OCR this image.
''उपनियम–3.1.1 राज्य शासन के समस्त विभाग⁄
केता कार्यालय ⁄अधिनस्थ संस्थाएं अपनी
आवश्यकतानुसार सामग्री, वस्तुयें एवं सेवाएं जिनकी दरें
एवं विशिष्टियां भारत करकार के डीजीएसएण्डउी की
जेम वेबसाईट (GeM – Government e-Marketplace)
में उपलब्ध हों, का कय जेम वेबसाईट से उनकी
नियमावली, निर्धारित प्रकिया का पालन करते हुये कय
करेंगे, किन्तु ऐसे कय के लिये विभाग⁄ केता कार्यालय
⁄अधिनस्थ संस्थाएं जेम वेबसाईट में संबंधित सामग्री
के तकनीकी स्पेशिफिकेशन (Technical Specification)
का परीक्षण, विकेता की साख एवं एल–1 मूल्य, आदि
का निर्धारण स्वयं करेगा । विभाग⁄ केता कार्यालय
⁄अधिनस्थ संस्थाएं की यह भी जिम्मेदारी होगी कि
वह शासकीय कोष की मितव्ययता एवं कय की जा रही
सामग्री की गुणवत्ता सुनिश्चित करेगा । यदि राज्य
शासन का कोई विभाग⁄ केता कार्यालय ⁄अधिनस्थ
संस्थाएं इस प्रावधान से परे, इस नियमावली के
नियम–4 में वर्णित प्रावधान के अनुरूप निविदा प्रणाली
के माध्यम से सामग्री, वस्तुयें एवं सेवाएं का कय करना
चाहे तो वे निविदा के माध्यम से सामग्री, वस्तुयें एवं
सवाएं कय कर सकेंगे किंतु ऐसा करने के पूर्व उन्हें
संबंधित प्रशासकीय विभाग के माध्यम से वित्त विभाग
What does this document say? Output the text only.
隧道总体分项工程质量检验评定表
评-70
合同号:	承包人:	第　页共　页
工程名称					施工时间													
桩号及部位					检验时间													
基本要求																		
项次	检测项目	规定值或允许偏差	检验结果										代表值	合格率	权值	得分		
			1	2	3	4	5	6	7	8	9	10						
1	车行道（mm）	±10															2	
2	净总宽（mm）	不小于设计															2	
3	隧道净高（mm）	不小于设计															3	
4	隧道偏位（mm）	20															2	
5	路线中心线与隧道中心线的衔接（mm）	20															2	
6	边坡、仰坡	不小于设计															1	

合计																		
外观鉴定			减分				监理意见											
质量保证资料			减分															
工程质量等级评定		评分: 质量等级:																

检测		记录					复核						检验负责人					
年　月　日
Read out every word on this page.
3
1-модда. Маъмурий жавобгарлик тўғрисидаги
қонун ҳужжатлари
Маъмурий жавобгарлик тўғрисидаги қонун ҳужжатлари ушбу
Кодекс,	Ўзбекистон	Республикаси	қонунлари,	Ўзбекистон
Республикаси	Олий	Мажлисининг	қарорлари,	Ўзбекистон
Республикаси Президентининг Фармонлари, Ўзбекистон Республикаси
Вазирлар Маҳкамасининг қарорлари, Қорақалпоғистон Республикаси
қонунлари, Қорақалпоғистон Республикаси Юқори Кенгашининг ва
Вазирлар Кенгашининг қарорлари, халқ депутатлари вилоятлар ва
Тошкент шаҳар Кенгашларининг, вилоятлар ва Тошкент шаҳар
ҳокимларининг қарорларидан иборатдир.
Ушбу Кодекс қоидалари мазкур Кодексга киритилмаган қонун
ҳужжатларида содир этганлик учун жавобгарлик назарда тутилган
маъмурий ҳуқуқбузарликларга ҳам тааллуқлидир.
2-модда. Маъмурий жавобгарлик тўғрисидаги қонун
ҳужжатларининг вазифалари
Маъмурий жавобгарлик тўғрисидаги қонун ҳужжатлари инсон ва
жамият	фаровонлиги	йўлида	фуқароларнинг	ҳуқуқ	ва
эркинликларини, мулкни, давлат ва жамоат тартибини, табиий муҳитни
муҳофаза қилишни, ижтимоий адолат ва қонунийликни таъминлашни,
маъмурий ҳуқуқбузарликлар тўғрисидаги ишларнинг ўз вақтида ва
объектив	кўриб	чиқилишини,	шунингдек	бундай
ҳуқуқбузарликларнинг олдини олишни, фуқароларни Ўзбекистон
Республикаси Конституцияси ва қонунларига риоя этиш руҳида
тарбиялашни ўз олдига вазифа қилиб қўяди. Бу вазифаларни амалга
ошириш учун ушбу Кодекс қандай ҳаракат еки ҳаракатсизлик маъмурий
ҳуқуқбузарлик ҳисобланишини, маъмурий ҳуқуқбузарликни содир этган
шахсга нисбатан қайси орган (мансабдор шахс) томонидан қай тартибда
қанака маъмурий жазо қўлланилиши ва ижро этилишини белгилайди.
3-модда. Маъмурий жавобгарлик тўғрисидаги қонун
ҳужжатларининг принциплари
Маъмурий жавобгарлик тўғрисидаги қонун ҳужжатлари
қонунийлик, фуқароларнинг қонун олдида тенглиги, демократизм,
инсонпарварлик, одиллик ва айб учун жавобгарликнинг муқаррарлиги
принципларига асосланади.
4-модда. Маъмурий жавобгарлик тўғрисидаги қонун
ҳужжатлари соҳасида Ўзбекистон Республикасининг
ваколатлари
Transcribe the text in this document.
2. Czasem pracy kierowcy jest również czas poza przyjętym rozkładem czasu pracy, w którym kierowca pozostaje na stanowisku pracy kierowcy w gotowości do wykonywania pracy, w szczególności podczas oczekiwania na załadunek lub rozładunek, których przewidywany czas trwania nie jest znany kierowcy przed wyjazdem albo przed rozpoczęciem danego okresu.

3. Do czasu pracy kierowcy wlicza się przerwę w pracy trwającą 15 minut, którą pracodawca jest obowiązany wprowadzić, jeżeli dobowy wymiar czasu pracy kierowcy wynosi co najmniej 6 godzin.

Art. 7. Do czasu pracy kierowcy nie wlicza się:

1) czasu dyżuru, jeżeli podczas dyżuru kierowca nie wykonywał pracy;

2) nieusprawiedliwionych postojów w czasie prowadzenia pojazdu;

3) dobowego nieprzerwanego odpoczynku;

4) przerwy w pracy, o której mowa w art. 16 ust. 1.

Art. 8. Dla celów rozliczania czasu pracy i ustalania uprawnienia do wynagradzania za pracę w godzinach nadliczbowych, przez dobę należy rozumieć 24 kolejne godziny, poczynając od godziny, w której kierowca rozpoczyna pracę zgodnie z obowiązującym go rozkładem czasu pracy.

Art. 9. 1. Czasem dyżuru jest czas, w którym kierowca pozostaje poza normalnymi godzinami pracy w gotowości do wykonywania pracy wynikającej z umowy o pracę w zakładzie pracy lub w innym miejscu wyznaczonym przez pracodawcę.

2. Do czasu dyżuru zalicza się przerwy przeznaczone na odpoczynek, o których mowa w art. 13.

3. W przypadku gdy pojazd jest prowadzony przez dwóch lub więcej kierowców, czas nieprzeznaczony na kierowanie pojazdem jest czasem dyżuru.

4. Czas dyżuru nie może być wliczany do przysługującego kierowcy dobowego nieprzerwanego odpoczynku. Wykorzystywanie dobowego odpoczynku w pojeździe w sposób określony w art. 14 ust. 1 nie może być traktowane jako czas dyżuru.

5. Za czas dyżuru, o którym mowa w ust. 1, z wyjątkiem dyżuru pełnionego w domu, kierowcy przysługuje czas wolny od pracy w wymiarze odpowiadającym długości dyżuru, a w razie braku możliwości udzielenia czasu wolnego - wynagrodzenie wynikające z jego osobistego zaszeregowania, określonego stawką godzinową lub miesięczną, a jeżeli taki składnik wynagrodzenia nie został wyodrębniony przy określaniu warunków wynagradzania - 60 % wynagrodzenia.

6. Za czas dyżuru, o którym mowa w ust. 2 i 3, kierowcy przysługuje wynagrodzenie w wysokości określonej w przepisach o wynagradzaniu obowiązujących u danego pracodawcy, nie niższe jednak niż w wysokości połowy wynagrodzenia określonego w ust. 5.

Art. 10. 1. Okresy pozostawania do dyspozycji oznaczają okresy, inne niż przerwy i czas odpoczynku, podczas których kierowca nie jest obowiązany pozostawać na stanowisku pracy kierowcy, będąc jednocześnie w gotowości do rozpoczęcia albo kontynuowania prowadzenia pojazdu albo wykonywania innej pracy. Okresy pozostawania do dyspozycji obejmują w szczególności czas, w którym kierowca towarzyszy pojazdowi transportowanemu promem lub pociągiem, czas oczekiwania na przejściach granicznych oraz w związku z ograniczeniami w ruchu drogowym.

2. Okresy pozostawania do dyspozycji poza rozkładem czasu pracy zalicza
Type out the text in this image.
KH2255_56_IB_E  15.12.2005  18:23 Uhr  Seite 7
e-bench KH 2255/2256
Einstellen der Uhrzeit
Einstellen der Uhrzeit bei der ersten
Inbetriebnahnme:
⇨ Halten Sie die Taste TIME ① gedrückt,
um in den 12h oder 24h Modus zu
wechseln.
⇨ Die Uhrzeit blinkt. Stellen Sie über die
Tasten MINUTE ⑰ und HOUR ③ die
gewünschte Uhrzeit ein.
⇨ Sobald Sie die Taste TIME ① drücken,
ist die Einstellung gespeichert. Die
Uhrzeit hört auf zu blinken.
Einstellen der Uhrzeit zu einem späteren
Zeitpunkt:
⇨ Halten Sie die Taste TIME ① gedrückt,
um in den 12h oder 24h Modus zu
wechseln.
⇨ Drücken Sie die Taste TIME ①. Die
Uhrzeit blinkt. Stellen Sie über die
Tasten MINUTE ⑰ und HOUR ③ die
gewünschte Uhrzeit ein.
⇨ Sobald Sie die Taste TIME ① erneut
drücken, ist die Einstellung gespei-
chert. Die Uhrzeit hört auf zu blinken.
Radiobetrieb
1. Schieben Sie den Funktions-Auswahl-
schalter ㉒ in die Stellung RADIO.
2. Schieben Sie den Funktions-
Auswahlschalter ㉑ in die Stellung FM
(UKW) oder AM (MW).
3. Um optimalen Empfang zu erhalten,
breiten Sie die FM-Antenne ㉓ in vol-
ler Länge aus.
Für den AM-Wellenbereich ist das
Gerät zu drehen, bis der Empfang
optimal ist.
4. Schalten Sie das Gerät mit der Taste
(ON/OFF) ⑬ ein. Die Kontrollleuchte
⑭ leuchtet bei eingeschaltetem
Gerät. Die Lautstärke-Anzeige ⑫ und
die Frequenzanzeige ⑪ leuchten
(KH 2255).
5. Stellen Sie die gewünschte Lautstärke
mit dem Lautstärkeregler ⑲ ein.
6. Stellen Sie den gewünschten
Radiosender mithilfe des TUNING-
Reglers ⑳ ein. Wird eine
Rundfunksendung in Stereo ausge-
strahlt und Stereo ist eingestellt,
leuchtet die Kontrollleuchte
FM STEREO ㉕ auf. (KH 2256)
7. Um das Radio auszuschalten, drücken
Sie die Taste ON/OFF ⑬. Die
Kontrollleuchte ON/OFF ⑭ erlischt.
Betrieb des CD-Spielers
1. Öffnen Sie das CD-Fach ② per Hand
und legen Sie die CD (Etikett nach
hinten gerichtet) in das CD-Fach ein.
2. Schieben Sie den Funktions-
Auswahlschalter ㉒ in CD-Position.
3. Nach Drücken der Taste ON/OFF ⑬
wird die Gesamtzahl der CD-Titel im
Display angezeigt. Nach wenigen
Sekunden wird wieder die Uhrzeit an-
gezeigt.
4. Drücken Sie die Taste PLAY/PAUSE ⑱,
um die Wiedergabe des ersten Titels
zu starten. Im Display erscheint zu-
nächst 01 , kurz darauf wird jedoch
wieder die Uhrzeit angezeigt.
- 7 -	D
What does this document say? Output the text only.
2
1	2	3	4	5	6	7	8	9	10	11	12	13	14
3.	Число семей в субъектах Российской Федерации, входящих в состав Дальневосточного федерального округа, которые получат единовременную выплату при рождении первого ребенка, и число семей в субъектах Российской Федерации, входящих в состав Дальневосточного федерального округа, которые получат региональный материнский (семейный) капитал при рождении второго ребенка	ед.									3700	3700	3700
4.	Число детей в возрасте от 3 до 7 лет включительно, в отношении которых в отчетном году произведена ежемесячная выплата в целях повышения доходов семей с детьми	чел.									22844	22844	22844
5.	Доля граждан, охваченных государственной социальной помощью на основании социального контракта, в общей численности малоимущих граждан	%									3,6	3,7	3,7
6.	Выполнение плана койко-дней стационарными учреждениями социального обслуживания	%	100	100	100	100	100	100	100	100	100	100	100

====

**Exercise goal:**
Find the word "Кенгашининг" in the material, then list each line that holds it.

**Result:**
қонунлари, Қорақалпоғистон Республикаси Юқори Кенгашининг ва
Вазирлар Кенгашининг қарорлари, халқ депутатлари вилоятлар ва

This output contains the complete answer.